* [REQUIREMENT]: State the number of lines in these records that include the word "image", and add nothing to it.

* [MATERIAL FOR THE TASK]:
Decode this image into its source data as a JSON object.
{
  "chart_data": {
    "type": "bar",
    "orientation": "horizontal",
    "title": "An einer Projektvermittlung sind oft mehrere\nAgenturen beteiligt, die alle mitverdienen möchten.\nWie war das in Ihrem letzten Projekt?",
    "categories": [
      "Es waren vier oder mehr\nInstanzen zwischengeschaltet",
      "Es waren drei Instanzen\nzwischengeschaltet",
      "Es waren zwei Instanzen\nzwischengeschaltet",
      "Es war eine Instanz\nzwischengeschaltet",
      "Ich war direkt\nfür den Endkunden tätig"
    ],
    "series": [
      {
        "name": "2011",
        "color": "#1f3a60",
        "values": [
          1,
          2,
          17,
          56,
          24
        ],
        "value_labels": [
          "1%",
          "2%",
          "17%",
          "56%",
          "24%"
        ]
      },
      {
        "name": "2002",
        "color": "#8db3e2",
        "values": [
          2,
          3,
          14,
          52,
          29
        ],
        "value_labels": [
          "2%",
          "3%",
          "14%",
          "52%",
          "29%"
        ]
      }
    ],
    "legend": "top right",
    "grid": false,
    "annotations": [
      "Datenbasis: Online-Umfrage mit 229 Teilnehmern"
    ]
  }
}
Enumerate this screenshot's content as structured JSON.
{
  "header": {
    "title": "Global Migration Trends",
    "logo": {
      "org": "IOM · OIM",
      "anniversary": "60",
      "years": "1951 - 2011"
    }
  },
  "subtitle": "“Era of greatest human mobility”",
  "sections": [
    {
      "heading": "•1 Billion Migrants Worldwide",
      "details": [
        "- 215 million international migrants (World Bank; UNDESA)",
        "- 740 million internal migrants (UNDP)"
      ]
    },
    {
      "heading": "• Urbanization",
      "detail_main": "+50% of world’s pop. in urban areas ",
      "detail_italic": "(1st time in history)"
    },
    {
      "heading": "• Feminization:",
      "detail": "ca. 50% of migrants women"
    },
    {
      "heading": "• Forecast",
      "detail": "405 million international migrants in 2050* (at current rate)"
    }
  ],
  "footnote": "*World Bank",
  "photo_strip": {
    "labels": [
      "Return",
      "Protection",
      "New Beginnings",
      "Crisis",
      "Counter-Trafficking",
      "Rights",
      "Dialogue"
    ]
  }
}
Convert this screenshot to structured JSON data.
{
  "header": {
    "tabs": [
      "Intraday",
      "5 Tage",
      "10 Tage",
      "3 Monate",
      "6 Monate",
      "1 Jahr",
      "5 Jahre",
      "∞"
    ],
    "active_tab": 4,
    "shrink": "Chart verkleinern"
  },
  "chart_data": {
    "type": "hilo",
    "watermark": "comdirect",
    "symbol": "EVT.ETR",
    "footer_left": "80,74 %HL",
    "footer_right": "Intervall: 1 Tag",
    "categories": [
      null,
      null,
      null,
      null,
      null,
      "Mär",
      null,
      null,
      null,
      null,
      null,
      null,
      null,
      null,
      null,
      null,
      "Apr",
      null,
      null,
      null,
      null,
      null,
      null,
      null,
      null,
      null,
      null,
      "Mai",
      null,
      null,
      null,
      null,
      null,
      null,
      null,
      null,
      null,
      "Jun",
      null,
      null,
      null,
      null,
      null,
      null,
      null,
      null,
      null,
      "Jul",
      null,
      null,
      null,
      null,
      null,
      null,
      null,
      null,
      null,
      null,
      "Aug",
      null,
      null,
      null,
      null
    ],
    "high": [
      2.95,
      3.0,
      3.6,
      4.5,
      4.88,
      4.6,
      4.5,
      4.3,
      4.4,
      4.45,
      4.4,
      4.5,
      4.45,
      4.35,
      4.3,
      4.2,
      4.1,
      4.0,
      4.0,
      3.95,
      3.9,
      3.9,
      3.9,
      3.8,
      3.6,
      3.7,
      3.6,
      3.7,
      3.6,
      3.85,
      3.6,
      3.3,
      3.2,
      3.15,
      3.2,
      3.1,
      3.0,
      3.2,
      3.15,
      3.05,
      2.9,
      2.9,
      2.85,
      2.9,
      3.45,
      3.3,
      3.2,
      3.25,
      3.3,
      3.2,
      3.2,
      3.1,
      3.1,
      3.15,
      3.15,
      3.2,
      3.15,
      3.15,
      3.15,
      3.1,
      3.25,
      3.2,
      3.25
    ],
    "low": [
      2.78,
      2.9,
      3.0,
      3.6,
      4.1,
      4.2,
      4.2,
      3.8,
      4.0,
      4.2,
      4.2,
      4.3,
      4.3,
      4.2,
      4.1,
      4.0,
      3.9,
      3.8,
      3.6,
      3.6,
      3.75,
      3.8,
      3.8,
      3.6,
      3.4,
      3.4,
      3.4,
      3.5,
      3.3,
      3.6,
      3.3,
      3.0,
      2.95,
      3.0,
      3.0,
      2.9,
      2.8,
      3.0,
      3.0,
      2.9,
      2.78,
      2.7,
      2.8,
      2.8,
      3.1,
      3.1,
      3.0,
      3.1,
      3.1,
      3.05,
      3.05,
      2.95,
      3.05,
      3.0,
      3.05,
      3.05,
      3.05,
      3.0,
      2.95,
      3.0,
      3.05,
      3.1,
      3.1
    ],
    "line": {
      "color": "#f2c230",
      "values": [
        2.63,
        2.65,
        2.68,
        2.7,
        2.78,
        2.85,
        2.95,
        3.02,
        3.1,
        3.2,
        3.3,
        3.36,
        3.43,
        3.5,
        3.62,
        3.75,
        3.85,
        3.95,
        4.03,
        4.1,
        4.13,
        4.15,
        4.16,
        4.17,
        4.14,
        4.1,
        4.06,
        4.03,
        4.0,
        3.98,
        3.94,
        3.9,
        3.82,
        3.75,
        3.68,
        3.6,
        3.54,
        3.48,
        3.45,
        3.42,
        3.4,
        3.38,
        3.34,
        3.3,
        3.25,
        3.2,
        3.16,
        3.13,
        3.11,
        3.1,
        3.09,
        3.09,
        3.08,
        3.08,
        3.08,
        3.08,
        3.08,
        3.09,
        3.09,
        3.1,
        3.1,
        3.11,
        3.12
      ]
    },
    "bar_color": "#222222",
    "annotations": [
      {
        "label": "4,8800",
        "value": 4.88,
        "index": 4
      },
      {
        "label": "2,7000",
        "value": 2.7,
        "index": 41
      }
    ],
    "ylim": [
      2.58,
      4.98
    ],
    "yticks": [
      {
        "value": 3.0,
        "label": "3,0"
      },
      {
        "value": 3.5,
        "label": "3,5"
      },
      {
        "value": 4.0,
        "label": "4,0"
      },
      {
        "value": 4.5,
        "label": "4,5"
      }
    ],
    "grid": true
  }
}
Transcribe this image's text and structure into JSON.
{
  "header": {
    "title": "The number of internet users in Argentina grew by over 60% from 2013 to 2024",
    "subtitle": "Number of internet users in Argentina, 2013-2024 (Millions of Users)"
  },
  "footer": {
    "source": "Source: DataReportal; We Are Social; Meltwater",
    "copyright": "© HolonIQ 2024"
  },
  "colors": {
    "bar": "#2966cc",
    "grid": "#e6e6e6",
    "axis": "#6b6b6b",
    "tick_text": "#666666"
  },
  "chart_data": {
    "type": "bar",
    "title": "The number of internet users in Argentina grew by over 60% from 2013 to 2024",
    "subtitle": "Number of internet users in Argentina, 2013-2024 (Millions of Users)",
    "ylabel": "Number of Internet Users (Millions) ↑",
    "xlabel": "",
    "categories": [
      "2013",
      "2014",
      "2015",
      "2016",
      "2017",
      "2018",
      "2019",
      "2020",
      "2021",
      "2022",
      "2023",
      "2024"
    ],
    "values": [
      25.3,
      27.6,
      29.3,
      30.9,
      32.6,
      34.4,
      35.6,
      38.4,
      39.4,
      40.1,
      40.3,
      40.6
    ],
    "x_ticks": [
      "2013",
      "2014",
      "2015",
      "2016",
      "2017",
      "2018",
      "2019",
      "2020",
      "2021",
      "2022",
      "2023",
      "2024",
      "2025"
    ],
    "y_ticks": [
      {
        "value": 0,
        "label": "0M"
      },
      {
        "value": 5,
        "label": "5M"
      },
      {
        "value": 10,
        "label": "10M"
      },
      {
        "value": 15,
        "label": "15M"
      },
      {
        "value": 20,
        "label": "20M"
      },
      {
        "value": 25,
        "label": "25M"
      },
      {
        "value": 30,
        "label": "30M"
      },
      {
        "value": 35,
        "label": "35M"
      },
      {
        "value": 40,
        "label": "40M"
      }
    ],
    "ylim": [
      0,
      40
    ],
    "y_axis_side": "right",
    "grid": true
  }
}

* [EXPECTED ANSWER]: 2